## WRITTEN INSTRUCTION
Where a line in the listing below contains the word "chevron", copy that line.

── MATERIAL FOR THIS TASK

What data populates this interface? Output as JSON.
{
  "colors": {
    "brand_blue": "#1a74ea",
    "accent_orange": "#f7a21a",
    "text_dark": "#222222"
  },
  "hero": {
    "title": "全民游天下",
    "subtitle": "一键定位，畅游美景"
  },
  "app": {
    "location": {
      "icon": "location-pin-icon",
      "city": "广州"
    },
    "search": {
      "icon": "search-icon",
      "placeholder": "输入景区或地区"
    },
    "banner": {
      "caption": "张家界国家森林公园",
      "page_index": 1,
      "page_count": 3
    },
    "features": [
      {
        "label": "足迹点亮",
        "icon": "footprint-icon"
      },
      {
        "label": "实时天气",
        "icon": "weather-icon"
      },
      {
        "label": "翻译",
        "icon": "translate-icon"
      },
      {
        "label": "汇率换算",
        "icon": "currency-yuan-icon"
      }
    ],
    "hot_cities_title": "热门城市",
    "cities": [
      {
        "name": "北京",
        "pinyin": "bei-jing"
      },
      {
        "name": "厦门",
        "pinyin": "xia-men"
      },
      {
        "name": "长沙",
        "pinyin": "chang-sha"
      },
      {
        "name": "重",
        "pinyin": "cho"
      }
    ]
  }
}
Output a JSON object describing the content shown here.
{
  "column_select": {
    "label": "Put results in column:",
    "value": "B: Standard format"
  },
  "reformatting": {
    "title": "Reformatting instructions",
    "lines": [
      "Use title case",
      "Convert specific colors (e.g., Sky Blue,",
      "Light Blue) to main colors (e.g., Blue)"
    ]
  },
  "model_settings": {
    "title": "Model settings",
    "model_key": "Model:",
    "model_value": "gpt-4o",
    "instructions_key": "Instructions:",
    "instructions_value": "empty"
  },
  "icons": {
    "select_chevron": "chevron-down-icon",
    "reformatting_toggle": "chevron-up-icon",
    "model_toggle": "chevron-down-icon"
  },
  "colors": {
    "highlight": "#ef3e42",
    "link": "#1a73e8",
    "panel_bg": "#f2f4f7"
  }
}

────

## SOLUTION FOR THIS PROBLEM
    "select_chevron": "chevron-down-icon",
    "reformatting_toggle": "chevron-up-icon",
    "model_toggle": "chevron-down-icon"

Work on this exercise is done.